Data records:
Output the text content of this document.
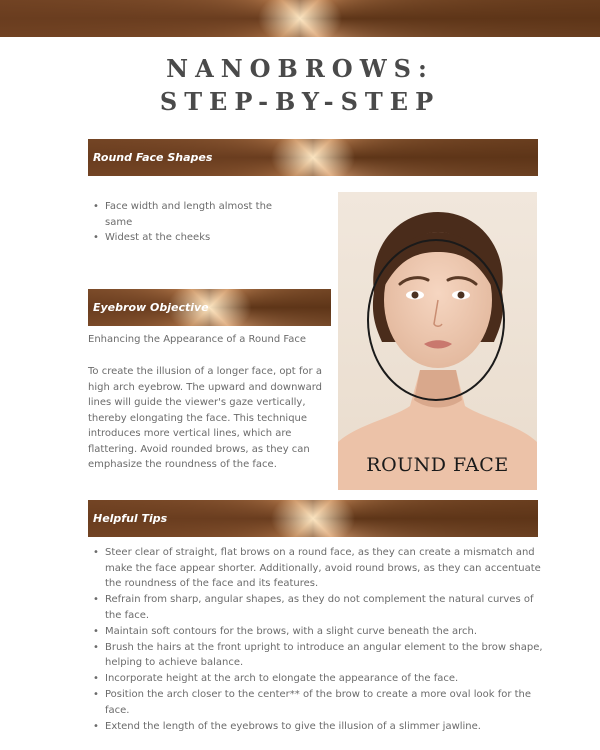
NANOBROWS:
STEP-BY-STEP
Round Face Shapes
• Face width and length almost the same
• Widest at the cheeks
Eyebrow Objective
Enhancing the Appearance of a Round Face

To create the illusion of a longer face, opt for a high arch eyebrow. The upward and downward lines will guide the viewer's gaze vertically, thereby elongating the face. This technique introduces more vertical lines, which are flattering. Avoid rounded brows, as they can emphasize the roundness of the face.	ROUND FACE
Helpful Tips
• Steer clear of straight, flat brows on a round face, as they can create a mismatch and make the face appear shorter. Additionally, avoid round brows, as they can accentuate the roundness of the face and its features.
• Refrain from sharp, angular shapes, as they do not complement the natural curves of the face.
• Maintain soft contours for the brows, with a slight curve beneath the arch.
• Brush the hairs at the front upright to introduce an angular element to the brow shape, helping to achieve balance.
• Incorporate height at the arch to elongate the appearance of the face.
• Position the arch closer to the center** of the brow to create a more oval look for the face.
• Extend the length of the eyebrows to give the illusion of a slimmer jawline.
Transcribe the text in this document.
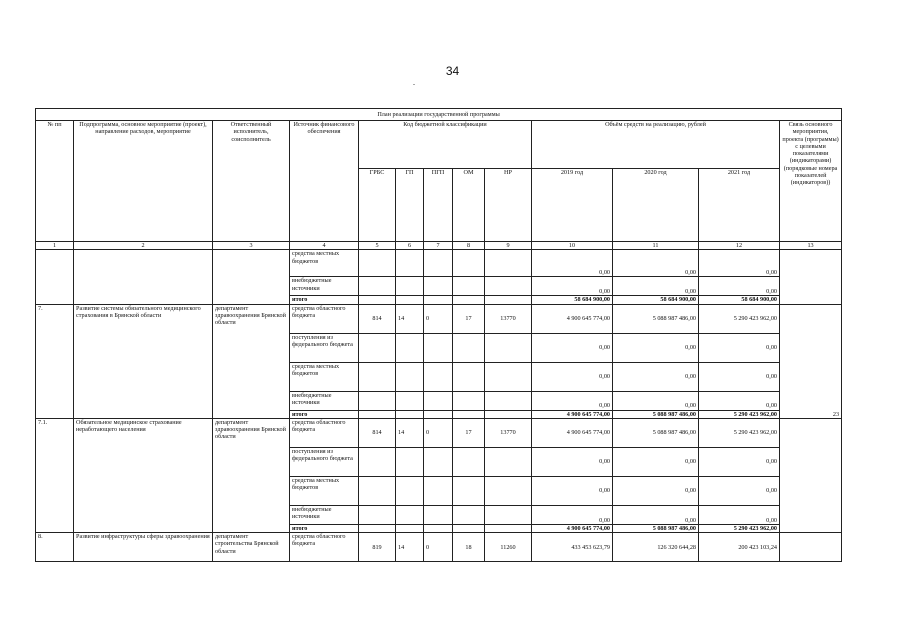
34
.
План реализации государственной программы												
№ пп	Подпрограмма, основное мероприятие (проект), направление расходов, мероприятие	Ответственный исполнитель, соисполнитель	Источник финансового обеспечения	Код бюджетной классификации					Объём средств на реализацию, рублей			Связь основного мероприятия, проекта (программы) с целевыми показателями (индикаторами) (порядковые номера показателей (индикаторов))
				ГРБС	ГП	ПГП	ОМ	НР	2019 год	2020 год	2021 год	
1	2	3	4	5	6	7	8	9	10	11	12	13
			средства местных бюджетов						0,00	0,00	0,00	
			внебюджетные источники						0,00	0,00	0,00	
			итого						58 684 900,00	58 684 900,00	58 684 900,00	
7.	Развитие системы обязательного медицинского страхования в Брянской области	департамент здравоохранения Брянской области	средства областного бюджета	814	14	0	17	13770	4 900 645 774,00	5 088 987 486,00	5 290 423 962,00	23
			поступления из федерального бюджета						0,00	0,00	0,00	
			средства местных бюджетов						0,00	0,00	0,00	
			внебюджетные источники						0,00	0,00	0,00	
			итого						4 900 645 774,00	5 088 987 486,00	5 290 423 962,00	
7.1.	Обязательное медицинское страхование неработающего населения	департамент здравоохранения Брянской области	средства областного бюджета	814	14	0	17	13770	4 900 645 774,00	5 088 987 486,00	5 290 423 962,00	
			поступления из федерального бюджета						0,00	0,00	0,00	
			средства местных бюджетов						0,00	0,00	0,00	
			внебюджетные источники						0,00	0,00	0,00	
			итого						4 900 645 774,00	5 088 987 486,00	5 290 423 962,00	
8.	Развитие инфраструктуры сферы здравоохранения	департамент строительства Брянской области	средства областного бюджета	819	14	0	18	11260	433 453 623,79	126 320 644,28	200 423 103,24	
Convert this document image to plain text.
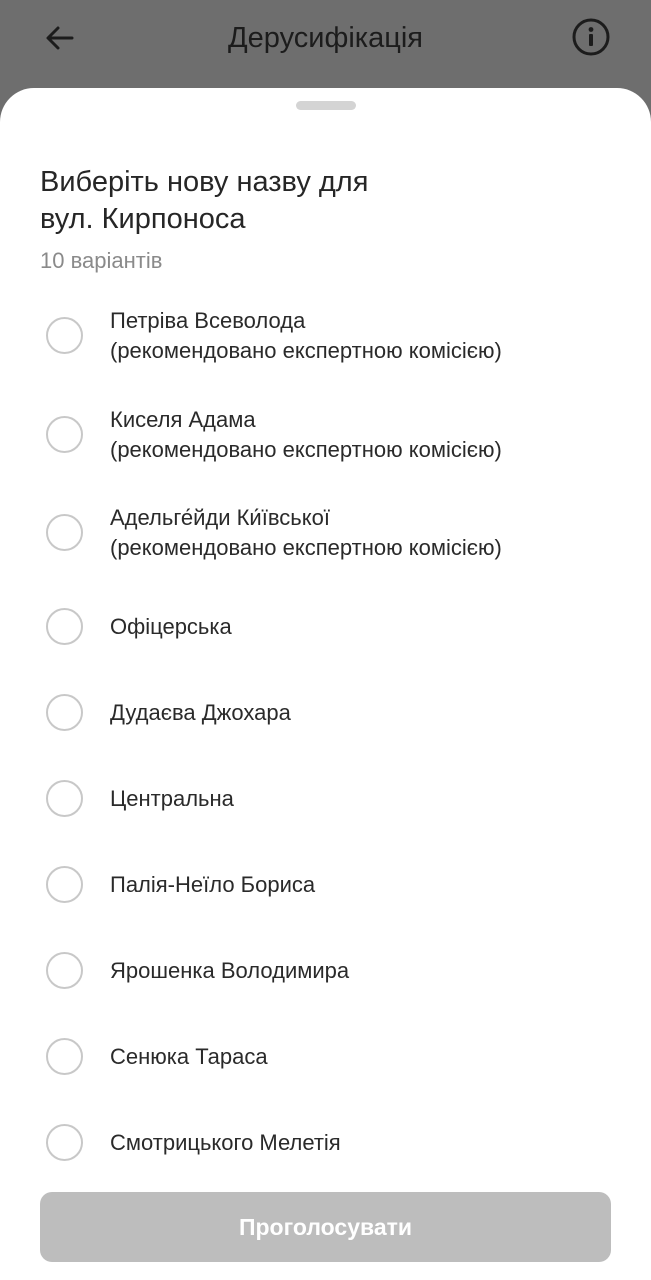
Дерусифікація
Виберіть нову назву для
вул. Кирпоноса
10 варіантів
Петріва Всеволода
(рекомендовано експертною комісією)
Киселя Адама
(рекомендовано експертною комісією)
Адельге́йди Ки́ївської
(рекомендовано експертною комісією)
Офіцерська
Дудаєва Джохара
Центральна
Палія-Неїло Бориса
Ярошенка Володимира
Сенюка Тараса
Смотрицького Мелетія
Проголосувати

Stated exercise: All preceding records should be duplicated verbatim, images excepted.

Answer below:
Output the text content of this document.
NANOBROWS:
STEP-BY-STEP
Round Face Shapes
• Face width and length almost the same
• Widest at the cheeks
Eyebrow Objective
Enhancing the Appearance of a Round Face

To create the illusion of a longer face, opt for a high arch eyebrow. The upward and downward lines will guide the viewer's gaze vertically, thereby elongating the face. This technique introduces more vertical lines, which are flattering. Avoid rounded brows, as they can emphasize the roundness of the face.	ROUND FACE
Helpful Tips
• Steer clear of straight, flat brows on a round face, as they can create a mismatch and make the face appear shorter. Additionally, avoid round brows, as they can accentuate the roundness of the face and its features.
• Refrain from sharp, angular shapes, as they do not complement the natural curves of the face.
• Maintain soft contours for the brows, with a slight curve beneath the arch.
• Brush the hairs at the front upright to introduce an angular element to the brow shape, helping to achieve balance.
• Incorporate height at the arch to elongate the appearance of the face.
• Position the arch closer to the center** of the brow to create a more oval look for the face.
• Extend the length of the eyebrows to give the illusion of a slimmer jawline.
Transcribe the text in this document.
34
.
План реализации государственной программы												
№ пп	Подпрограмма, основное мероприятие (проект), направление расходов, мероприятие	Ответственный исполнитель, соисполнитель	Источник финансового обеспечения	Код бюджетной классификации					Объём средств на реализацию, рублей			Связь основного мероприятия, проекта (программы) с целевыми показателями (индикаторами) (порядковые номера показателей (индикаторов))
				ГРБС	ГП	ПГП	ОМ	НР	2019 год	2020 год	2021 год	
1	2	3	4	5	6	7	8	9	10	11	12	13
			средства местных бюджетов						0,00	0,00	0,00	
			внебюджетные источники						0,00	0,00	0,00	
			итого						58 684 900,00	58 684 900,00	58 684 900,00	
7.	Развитие системы обязательного медицинского страхования в Брянской области	департамент здравоохранения Брянской области	средства областного бюджета	814	14	0	17	13770	4 900 645 774,00	5 088 987 486,00	5 290 423 962,00	23
			поступления из федерального бюджета						0,00	0,00	0,00	
			средства местных бюджетов						0,00	0,00	0,00	
			внебюджетные источники						0,00	0,00	0,00	
			итого						4 900 645 774,00	5 088 987 486,00	5 290 423 962,00	
7.1.	Обязательное медицинское страхование неработающего населения	департамент здравоохранения Брянской области	средства областного бюджета	814	14	0	17	13770	4 900 645 774,00	5 088 987 486,00	5 290 423 962,00	
			поступления из федерального бюджета						0,00	0,00	0,00	
			средства местных бюджетов						0,00	0,00	0,00	
			внебюджетные источники						0,00	0,00	0,00	
			итого						4 900 645 774,00	5 088 987 486,00	5 290 423 962,00	
8.	Развитие инфраструктуры сферы здравоохранения	департамент строительства Брянской области	средства областного бюджета	819	14	0	18	11260	433 453 623,79	126 320 644,28	200 423 103,24	
Convert this document image to plain text.
Дерусифікація
Виберіть нову назву для
вул. Кирпоноса
10 варіантів
Петріва Всеволода
(рекомендовано експертною комісією)
Киселя Адама
(рекомендовано експертною комісією)
Адельге́йди Ки́ївської
(рекомендовано експертною комісією)
Офіцерська
Дудаєва Джохара
Центральна
Палія-Неїло Бориса
Ярошенка Володимира
Сенюка Тараса
Смотрицького Мелетія
Проголосувати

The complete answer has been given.